**Work to do**
Would you return all of this data exactly, leaving nothing out?

+===+

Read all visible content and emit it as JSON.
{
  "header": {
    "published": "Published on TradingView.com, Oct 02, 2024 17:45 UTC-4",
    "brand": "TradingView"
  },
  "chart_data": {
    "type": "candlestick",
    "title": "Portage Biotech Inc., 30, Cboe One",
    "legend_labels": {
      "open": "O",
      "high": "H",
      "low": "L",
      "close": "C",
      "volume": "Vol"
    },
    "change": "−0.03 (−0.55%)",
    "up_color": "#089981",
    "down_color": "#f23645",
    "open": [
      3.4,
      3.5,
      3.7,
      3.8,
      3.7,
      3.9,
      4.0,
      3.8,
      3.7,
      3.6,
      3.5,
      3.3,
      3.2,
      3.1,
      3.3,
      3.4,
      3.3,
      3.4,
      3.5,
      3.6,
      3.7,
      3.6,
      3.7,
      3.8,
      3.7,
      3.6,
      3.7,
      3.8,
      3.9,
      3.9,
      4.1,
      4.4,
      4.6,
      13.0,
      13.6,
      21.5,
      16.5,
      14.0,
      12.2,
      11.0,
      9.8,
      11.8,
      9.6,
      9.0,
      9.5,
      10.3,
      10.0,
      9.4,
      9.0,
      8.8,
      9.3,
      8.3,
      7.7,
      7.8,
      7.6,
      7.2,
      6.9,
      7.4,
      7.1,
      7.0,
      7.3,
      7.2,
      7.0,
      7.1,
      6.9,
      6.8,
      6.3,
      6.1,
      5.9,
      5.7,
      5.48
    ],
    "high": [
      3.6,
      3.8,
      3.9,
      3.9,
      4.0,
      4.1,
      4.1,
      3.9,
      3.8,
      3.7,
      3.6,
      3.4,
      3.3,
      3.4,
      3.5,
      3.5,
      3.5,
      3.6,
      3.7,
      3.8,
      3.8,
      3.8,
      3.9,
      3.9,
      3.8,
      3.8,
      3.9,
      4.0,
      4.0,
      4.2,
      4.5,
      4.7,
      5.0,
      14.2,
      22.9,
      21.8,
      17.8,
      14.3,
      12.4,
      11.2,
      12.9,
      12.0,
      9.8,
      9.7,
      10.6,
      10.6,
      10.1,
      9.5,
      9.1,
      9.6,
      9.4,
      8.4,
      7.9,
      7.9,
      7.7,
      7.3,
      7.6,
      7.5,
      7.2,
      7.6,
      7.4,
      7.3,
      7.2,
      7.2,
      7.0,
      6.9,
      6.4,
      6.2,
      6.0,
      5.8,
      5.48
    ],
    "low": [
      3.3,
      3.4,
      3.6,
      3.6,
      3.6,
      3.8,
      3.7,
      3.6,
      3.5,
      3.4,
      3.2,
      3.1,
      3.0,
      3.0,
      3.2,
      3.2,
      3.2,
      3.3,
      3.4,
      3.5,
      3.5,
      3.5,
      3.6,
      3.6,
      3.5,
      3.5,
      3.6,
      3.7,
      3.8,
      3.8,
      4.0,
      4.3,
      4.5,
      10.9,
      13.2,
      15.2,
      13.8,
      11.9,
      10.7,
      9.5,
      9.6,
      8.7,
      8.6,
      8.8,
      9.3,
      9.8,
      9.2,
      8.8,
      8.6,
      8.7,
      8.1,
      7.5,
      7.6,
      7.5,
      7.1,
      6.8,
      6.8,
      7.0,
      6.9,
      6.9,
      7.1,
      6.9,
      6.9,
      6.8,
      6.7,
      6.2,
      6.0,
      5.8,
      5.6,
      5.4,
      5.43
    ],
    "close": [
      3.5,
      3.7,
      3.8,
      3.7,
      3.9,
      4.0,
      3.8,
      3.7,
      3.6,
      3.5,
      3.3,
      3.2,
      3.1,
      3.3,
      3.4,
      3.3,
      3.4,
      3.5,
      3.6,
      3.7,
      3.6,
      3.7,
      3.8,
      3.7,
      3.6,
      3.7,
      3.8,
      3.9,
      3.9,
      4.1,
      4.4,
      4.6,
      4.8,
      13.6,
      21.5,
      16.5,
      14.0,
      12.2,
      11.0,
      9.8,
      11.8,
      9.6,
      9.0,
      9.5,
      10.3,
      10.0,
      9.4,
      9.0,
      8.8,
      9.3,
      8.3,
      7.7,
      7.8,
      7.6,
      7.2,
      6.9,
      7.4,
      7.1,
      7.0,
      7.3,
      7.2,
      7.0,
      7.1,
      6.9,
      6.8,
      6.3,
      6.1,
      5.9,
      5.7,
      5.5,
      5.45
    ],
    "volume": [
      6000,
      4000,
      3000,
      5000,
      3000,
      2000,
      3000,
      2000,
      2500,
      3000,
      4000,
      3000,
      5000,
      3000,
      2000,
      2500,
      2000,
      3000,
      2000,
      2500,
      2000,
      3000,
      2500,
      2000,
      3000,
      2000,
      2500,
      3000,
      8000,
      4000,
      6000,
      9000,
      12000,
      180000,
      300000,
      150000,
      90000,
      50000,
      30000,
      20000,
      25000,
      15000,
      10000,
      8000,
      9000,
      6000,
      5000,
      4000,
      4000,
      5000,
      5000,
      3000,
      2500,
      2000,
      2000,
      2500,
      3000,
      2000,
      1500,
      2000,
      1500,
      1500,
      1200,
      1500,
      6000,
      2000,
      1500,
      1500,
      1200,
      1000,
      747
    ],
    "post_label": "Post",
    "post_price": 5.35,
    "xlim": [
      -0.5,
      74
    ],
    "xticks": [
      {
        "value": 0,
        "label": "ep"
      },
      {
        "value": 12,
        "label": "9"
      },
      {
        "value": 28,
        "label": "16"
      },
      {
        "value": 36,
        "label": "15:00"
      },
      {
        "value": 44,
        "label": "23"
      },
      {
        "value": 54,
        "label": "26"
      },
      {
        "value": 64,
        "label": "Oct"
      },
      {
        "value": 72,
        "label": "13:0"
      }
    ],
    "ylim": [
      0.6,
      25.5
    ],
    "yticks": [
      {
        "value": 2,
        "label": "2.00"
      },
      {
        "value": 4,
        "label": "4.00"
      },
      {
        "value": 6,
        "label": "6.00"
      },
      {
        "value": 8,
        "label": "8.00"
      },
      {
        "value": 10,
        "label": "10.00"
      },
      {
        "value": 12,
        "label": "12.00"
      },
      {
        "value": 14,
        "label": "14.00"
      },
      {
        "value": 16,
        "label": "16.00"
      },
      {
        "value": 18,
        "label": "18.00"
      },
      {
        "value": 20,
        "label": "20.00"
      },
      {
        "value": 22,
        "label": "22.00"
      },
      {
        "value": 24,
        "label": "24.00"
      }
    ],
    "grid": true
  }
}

+===+

**Solution**
Read all visible content and emit it as JSON.
{
  "header": {
    "published": "Published on TradingView.com, Oct 02, 2024 17:45 UTC-4",
    "brand": "TradingView"
  },
  "chart_data": {
    "type": "candlestick",
    "title": "Portage Biotech Inc., 30, Cboe One",
    "legend_labels": {
      "open": "O",
      "high": "H",
      "low": "L",
      "close": "C",
      "volume": "Vol"
    },
    "change": "−0.03 (−0.55%)",
    "up_color": "#089981",
    "down_color": "#f23645",
    "open": [
      3.4,
      3.5,
      3.7,
      3.8,
      3.7,
      3.9,
      4.0,
      3.8,
      3.7,
      3.6,
      3.5,
      3.3,
      3.2,
      3.1,
      3.3,
      3.4,
      3.3,
      3.4,
      3.5,
      3.6,
      3.7,
      3.6,
      3.7,
      3.8,
      3.7,
      3.6,
      3.7,
      3.8,
      3.9,
      3.9,
      4.1,
      4.4,
      4.6,
      13.0,
      13.6,
      21.5,
      16.5,
      14.0,
      12.2,
      11.0,
      9.8,
      11.8,
      9.6,
      9.0,
      9.5,
      10.3,
      10.0,
      9.4,
      9.0,
      8.8,
      9.3,
      8.3,
      7.7,
      7.8,
      7.6,
      7.2,
      6.9,
      7.4,
      7.1,
      7.0,
      7.3,
      7.2,
      7.0,
      7.1,
      6.9,
      6.8,
      6.3,
      6.1,
      5.9,
      5.7,
      5.48
    ],
    "high": [
      3.6,
      3.8,
      3.9,
      3.9,
      4.0,
      4.1,
      4.1,
      3.9,
      3.8,
      3.7,
      3.6,
      3.4,
      3.3,
      3.4,
      3.5,
      3.5,
      3.5,
      3.6,
      3.7,
      3.8,
      3.8,
      3.8,
      3.9,
      3.9,
      3.8,
      3.8,
      3.9,
      4.0,
      4.0,
      4.2,
      4.5,
      4.7,
      5.0,
      14.2,
      22.9,
      21.8,
      17.8,
      14.3,
      12.4,
      11.2,
      12.9,
      12.0,
      9.8,
      9.7,
      10.6,
      10.6,
      10.1,
      9.5,
      9.1,
      9.6,
      9.4,
      8.4,
      7.9,
      7.9,
      7.7,
      7.3,
      7.6,
      7.5,
      7.2,
      7.6,
      7.4,
      7.3,
      7.2,
      7.2,
      7.0,
      6.9,
      6.4,
      6.2,
      6.0,
      5.8,
      5.48
    ],
    "low": [
      3.3,
      3.4,
      3.6,
      3.6,
      3.6,
      3.8,
      3.7,
      3.6,
      3.5,
      3.4,
      3.2,
      3.1,
      3.0,
      3.0,
      3.2,
      3.2,
      3.2,
      3.3,
      3.4,
      3.5,
      3.5,
      3.5,
      3.6,
      3.6,
      3.5,
      3.5,
      3.6,
      3.7,
      3.8,
      3.8,
      4.0,
      4.3,
      4.5,
      10.9,
      13.2,
      15.2,
      13.8,
      11.9,
      10.7,
      9.5,
      9.6,
      8.7,
      8.6,
      8.8,
      9.3,
      9.8,
      9.2,
      8.8,
      8.6,
      8.7,
      8.1,
      7.5,
      7.6,
      7.5,
      7.1,
      6.8,
      6.8,
      7.0,
      6.9,
      6.9,
      7.1,
      6.9,
      6.9,
      6.8,
      6.7,
      6.2,
      6.0,
      5.8,
      5.6,
      5.4,
      5.43
    ],
    "close": [
      3.5,
      3.7,
      3.8,
      3.7,
      3.9,
      4.0,
      3.8,
      3.7,
      3.6,
      3.5,
      3.3,
      3.2,
      3.1,
      3.3,
      3.4,
      3.3,
      3.4,
      3.5,
      3.6,
      3.7,
      3.6,
      3.7,
      3.8,
      3.7,
      3.6,
      3.7,
      3.8,
      3.9,
      3.9,
      4.1,
      4.4,
      4.6,
      4.8,
      13.6,
      21.5,
      16.5,
      14.0,
      12.2,
      11.0,
      9.8,
      11.8,
      9.6,
      9.0,
      9.5,
      10.3,
      10.0,
      9.4,
      9.0,
      8.8,
      9.3,
      8.3,
      7.7,
      7.8,
      7.6,
      7.2,
      6.9,
      7.4,
      7.1,
      7.0,
      7.3,
      7.2,
      7.0,
      7.1,
      6.9,
      6.8,
      6.3,
      6.1,
      5.9,
      5.7,
      5.5,
      5.45
    ],
    "volume": [
      6000,
      4000,
      3000,
      5000,
      3000,
      2000,
      3000,
      2000,
      2500,
      3000,
      4000,
      3000,
      5000,
      3000,
      2000,
      2500,
      2000,
      3000,
      2000,
      2500,
      2000,
      3000,
      2500,
      2000,
      3000,
      2000,
      2500,
      3000,
      8000,
      4000,
      6000,
      9000,
      12000,
      180000,
      300000,
      150000,
      90000,
      50000,
      30000,
      20000,
      25000,
      15000,
      10000,
      8000,
      9000,
      6000,
      5000,
      4000,
      4000,
      5000,
      5000,
      3000,
      2500,
      2000,
      2000,
      2500,
      3000,
      2000,
      1500,
      2000,
      1500,
      1500,
      1200,
      1500,
      6000,
      2000,
      1500,
      1500,
      1200,
      1000,
      747
    ],
    "post_label": "Post",
    "post_price": 5.35,
    "xlim": [
      -0.5,
      74
    ],
    "xticks": [
      {
        "value": 0,
        "label": "ep"
      },
      {
        "value": 12,
        "label": "9"
      },
      {
        "value": 28,
        "label": "16"
      },
      {
        "value": 36,
        "label": "15:00"
      },
      {
        "value": 44,
        "label": "23"
      },
      {
        "value": 54,
        "label": "26"
      },
      {
        "value": 64,
        "label": "Oct"
      },
      {
        "value": 72,
        "label": "13:0"
      }
    ],
    "ylim": [
      0.6,
      25.5
    ],
    "yticks": [
      {
        "value": 2,
        "label": "2.00"
      },
      {
        "value": 4,
        "label": "4.00"
      },
      {
        "value": 6,
        "label": "6.00"
      },
      {
        "value": 8,
        "label": "8.00"
      },
      {
        "value": 10,
        "label": "10.00"
      },
      {
        "value": 12,
        "label": "12.00"
      },
      {
        "value": 14,
        "label": "14.00"
      },
      {
        "value": 16,
        "label": "16.00"
      },
      {
        "value": 18,
        "label": "18.00"
      },
      {
        "value": 20,
        "label": "20.00"
      },
      {
        "value": 22,
        "label": "22.00"
      },
      {
        "value": 24,
        "label": "24.00"
      }
    ],
    "grid": true
  }
}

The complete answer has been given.